Directions => Report how many lines contain the word "정확도의", with no other text.

Records from a dataset
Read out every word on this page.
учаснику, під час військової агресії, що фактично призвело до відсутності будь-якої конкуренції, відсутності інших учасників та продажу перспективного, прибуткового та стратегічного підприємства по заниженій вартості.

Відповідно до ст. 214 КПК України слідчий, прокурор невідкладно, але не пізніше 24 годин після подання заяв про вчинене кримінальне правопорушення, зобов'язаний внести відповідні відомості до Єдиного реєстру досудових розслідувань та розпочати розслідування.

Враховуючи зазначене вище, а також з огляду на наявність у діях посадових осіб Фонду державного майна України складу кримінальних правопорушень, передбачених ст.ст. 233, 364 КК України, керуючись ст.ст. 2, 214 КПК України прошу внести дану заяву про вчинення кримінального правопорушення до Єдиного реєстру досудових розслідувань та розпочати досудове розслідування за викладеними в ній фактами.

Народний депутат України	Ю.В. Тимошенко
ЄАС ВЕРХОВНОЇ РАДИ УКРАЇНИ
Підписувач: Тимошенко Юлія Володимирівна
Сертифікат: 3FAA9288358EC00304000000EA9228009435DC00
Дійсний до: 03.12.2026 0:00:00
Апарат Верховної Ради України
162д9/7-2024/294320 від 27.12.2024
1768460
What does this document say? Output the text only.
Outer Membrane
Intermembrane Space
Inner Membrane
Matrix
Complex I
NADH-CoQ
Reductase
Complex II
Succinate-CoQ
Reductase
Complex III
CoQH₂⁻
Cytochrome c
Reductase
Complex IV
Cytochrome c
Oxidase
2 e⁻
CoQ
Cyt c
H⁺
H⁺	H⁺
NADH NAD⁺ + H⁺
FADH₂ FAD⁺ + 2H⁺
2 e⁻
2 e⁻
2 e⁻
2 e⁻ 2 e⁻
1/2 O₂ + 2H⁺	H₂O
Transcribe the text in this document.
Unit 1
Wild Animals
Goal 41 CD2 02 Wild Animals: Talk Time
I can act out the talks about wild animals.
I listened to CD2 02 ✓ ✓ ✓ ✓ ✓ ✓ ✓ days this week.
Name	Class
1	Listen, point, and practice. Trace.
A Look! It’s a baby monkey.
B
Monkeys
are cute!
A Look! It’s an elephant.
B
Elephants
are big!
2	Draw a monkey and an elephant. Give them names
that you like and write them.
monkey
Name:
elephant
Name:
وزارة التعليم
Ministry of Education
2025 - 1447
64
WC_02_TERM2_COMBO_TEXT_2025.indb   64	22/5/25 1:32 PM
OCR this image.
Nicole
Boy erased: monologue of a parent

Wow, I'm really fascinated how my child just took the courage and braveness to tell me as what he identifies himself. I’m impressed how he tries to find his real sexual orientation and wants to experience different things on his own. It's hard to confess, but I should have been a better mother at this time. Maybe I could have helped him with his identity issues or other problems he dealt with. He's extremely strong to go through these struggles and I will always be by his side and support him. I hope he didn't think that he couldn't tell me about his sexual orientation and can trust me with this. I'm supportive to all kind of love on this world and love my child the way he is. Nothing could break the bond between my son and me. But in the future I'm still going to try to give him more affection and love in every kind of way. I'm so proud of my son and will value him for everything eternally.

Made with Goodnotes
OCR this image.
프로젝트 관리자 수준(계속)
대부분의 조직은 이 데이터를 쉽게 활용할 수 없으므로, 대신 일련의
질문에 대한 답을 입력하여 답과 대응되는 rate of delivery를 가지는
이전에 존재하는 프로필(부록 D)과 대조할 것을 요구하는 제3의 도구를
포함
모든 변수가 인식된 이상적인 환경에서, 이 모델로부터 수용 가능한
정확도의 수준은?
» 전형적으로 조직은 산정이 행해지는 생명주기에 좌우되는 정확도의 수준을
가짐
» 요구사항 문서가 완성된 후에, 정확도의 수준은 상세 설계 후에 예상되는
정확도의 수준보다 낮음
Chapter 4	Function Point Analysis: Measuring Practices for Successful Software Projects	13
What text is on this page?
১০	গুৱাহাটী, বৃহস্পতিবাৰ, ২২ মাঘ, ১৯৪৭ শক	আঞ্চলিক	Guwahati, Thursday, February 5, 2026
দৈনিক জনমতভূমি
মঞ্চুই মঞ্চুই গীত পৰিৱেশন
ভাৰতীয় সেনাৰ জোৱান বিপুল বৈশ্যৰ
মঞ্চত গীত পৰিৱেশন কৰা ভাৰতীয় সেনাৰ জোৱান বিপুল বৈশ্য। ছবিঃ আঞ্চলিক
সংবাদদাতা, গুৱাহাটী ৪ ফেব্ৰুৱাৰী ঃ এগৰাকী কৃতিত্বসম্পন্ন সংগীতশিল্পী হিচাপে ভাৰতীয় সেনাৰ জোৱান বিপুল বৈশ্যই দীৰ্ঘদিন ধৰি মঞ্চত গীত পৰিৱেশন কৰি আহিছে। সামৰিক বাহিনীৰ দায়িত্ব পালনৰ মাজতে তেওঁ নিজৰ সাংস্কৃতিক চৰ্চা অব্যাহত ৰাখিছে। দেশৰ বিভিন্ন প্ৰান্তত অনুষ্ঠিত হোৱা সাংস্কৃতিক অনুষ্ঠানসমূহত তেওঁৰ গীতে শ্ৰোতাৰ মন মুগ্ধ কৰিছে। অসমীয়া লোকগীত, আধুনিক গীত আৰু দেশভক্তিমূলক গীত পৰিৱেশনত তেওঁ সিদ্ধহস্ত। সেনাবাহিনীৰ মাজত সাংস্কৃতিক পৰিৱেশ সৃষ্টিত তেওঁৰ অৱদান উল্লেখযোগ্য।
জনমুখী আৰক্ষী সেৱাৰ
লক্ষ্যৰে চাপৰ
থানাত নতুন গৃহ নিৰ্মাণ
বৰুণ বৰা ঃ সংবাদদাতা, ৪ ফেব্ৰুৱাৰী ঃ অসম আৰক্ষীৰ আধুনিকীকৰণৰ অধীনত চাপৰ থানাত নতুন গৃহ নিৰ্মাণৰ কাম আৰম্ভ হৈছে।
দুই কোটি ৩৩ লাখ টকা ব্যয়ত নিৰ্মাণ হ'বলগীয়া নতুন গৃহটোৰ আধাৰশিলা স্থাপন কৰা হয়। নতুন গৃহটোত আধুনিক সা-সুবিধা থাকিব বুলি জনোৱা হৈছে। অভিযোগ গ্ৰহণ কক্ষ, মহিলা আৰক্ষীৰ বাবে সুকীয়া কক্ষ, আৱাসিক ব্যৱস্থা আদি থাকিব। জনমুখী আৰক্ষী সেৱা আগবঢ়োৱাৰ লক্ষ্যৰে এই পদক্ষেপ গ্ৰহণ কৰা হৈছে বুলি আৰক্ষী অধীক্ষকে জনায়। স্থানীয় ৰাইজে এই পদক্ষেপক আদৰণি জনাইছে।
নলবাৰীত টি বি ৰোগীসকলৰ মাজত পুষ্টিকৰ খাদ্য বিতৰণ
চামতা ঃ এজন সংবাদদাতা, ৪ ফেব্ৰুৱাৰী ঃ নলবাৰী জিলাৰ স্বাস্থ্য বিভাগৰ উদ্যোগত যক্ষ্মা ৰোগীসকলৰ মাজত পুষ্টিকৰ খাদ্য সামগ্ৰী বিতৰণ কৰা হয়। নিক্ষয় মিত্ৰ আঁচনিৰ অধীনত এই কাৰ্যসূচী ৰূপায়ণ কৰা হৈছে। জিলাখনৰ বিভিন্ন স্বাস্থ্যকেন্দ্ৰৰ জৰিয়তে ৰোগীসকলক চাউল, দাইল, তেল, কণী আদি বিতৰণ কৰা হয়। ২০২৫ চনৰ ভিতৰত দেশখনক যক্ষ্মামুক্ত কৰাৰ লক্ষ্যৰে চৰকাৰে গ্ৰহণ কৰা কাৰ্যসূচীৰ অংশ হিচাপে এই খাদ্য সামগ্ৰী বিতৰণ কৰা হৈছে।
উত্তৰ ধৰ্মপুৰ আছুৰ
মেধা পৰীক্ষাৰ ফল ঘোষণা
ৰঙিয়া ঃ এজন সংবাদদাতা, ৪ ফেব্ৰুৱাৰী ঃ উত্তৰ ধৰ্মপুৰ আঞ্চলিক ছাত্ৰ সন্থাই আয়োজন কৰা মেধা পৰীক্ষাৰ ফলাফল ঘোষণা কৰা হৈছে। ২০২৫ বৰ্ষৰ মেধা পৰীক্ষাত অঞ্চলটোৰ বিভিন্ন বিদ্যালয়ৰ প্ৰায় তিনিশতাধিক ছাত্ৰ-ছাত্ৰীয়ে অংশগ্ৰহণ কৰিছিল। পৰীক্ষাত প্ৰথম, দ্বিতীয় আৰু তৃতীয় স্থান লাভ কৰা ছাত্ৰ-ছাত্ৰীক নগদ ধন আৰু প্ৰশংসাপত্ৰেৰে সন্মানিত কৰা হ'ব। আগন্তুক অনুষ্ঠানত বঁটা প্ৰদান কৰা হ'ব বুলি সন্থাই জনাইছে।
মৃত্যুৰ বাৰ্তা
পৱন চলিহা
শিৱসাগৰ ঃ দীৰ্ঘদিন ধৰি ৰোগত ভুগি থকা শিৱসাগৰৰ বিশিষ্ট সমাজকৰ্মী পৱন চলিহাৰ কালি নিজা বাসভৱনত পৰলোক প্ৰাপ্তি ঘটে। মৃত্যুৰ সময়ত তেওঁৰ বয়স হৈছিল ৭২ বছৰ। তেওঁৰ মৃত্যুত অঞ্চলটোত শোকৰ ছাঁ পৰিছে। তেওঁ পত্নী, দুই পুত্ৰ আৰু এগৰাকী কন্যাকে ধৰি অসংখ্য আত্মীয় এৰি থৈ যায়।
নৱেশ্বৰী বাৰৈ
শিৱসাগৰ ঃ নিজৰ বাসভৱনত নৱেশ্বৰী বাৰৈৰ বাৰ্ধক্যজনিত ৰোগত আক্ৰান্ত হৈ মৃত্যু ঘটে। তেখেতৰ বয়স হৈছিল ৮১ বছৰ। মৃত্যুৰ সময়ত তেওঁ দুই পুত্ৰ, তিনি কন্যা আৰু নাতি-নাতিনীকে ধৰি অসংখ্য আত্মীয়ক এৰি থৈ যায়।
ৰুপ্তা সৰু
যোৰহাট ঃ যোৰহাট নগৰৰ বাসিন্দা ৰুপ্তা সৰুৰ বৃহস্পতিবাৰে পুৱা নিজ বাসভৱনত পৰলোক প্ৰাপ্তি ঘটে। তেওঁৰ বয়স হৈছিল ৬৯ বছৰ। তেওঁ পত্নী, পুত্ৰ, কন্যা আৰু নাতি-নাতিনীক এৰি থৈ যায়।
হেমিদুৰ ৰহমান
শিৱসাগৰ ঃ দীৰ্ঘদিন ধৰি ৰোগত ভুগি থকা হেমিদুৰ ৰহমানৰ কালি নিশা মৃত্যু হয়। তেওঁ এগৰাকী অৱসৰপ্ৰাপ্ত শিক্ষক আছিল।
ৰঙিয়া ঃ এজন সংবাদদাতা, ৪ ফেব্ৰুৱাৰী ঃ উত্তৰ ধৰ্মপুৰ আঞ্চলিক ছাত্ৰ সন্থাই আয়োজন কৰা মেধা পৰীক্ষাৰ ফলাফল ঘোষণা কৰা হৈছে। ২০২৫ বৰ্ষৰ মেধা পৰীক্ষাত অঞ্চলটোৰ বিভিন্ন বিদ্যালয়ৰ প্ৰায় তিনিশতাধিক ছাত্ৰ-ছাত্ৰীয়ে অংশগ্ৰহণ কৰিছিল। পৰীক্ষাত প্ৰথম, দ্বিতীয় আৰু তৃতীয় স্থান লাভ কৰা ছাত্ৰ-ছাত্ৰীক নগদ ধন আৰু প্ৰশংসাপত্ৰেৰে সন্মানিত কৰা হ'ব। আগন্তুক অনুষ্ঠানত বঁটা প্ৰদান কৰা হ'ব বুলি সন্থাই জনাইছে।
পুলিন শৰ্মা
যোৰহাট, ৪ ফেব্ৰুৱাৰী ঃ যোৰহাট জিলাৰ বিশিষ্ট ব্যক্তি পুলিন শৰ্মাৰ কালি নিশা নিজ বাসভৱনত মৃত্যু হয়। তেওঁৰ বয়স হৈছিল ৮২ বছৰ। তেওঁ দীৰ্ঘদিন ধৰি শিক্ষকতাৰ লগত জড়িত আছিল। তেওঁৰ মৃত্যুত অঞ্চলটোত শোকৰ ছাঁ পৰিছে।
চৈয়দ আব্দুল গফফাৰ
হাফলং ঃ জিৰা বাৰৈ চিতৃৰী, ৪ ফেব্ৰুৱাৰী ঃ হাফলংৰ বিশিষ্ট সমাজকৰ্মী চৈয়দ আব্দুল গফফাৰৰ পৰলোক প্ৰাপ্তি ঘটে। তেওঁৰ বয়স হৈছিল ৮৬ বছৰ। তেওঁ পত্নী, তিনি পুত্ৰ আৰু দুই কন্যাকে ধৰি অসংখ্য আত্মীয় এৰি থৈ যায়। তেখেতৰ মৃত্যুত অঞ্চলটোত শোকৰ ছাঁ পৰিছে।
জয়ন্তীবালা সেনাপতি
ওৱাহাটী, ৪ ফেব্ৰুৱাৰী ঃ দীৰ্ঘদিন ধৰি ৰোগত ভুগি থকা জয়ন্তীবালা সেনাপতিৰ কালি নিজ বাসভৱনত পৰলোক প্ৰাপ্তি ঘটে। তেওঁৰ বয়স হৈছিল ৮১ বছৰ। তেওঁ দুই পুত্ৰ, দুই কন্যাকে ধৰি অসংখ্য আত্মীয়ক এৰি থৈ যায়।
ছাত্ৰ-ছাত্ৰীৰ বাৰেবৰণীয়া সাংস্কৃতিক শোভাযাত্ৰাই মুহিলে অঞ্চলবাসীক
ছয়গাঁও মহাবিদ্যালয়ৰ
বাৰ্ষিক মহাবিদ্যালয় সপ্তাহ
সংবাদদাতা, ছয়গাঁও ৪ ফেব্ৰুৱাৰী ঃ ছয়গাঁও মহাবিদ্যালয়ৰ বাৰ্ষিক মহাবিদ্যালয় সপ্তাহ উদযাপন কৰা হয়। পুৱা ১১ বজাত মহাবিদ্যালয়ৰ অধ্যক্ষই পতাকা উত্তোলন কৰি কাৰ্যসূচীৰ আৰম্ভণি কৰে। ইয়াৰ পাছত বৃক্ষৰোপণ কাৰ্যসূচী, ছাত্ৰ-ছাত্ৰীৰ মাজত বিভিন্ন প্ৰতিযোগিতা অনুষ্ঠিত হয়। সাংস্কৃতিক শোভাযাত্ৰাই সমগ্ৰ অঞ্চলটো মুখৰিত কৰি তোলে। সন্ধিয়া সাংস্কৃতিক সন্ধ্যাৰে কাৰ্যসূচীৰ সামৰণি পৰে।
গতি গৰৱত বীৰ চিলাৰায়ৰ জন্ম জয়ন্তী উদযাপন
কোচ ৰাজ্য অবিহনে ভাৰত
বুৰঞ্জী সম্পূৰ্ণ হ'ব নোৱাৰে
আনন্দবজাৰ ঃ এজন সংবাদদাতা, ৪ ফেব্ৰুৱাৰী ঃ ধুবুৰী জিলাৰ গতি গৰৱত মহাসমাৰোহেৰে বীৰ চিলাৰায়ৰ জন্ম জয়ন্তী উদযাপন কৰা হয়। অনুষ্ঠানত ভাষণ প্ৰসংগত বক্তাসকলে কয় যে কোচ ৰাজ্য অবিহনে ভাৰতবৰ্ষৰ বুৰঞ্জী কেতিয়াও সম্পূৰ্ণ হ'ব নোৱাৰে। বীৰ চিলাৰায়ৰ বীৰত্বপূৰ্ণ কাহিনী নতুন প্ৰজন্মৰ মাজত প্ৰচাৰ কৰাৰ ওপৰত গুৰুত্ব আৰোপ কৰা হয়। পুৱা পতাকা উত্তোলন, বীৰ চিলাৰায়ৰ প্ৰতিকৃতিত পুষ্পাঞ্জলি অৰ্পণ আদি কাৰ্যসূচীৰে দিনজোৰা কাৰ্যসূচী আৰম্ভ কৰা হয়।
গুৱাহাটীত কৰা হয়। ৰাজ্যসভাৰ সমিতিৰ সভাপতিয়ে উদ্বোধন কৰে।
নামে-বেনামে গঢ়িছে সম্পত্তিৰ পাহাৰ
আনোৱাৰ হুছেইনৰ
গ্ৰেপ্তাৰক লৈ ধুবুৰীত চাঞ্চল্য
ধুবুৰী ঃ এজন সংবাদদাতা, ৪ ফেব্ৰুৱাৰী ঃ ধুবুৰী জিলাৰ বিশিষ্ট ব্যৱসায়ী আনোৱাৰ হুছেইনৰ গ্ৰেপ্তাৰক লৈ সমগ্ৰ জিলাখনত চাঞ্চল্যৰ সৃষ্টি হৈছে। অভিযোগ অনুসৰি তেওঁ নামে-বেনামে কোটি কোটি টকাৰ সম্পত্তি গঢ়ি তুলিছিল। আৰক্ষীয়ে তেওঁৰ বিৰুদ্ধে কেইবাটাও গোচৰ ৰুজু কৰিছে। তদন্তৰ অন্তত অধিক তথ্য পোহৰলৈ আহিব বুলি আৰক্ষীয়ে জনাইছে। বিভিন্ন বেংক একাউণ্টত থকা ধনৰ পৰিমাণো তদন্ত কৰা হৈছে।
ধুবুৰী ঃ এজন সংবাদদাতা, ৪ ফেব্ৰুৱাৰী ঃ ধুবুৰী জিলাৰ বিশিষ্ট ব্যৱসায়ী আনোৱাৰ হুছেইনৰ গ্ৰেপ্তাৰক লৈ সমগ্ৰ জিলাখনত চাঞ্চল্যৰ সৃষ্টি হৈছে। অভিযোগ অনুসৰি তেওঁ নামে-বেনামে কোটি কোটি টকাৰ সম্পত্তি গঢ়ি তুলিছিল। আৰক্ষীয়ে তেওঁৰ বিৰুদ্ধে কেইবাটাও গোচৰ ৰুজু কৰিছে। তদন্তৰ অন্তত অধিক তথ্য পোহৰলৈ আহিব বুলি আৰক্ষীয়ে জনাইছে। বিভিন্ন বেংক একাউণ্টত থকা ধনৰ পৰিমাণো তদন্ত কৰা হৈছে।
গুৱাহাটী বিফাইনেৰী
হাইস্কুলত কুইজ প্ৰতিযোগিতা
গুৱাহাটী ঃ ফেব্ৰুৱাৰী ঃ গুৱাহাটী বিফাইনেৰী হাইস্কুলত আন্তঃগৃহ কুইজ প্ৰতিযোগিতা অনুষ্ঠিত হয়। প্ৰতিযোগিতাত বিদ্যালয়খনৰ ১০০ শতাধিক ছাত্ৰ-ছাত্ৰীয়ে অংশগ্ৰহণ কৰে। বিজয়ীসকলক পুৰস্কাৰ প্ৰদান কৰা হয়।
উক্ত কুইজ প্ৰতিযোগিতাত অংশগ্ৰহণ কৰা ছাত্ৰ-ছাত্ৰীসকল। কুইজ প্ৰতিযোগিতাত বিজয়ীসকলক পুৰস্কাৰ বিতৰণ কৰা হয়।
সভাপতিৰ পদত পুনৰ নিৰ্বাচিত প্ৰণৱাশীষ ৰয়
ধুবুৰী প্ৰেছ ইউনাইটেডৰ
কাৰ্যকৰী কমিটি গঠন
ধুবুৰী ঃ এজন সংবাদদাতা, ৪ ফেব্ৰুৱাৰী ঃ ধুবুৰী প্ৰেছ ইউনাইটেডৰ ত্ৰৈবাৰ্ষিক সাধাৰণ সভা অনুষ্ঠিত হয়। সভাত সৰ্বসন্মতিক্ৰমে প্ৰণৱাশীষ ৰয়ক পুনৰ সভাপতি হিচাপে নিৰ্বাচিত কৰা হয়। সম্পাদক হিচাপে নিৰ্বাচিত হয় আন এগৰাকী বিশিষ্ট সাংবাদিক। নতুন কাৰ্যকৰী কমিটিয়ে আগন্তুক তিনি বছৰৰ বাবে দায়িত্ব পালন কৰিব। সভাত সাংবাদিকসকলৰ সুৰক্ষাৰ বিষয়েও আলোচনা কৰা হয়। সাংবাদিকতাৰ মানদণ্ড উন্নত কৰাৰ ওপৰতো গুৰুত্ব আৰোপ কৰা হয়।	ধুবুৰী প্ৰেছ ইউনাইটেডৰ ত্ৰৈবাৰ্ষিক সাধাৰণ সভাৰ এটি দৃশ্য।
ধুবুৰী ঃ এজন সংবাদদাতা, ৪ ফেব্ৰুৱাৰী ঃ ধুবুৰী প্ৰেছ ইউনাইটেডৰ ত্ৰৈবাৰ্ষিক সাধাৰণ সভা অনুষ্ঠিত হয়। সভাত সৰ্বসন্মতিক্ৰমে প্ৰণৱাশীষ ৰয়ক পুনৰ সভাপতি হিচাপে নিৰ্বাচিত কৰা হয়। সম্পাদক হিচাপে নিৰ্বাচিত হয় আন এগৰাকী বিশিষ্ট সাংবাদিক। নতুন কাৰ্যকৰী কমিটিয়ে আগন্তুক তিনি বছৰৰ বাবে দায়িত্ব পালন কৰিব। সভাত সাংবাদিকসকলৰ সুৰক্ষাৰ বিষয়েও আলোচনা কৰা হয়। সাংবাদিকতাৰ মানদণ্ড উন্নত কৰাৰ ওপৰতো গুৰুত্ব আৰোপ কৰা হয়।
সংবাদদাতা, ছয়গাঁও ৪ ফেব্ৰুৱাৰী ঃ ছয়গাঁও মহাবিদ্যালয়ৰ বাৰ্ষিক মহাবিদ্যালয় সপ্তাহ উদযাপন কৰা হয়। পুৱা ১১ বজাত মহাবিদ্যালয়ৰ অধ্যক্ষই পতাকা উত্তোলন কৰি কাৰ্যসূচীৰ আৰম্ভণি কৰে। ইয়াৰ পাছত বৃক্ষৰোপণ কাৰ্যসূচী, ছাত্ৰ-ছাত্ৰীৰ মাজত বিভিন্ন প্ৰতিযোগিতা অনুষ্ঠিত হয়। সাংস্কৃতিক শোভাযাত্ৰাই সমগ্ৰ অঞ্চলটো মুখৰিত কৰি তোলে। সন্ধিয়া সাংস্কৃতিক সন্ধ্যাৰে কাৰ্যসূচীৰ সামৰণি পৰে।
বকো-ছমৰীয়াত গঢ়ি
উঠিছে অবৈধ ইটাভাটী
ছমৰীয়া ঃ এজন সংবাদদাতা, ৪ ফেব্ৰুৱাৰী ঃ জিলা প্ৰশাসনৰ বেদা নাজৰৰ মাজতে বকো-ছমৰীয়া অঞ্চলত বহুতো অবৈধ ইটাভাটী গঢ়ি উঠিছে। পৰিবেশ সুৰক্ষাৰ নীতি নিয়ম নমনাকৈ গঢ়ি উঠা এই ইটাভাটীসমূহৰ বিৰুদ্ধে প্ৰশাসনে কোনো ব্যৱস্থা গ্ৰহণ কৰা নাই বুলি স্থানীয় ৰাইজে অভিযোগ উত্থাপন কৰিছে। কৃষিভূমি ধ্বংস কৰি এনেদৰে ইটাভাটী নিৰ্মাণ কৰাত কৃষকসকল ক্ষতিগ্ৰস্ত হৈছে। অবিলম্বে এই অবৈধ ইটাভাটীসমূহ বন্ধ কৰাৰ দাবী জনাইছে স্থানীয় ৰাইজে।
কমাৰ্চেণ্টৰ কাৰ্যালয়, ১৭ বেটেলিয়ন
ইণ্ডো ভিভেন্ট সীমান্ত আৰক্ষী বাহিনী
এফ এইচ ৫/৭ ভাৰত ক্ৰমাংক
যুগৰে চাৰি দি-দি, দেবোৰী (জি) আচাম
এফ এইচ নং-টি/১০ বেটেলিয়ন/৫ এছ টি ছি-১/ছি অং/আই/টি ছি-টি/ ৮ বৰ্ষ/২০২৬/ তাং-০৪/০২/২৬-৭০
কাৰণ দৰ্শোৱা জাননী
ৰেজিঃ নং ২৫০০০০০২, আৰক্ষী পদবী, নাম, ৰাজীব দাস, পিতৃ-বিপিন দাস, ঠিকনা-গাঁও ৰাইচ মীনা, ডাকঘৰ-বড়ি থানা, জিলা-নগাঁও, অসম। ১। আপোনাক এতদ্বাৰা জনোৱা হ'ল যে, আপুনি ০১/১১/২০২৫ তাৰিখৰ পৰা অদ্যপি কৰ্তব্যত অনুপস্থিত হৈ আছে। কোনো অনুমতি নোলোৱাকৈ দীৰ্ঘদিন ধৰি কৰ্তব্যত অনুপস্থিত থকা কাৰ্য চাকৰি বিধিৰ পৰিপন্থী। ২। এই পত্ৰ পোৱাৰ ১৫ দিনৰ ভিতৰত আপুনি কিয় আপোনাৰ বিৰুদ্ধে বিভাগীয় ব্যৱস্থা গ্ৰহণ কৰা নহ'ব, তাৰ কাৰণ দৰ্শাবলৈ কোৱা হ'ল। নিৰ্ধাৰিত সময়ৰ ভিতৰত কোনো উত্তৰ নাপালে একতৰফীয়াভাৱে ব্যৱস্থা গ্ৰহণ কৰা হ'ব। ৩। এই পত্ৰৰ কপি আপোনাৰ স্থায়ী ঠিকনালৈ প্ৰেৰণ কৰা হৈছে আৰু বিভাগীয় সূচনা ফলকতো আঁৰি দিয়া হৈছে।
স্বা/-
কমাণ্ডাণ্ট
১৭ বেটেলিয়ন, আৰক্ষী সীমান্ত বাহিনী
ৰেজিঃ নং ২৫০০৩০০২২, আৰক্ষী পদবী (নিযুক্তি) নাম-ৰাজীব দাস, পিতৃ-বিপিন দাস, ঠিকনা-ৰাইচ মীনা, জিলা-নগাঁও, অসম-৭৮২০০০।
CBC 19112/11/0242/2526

Solution => 4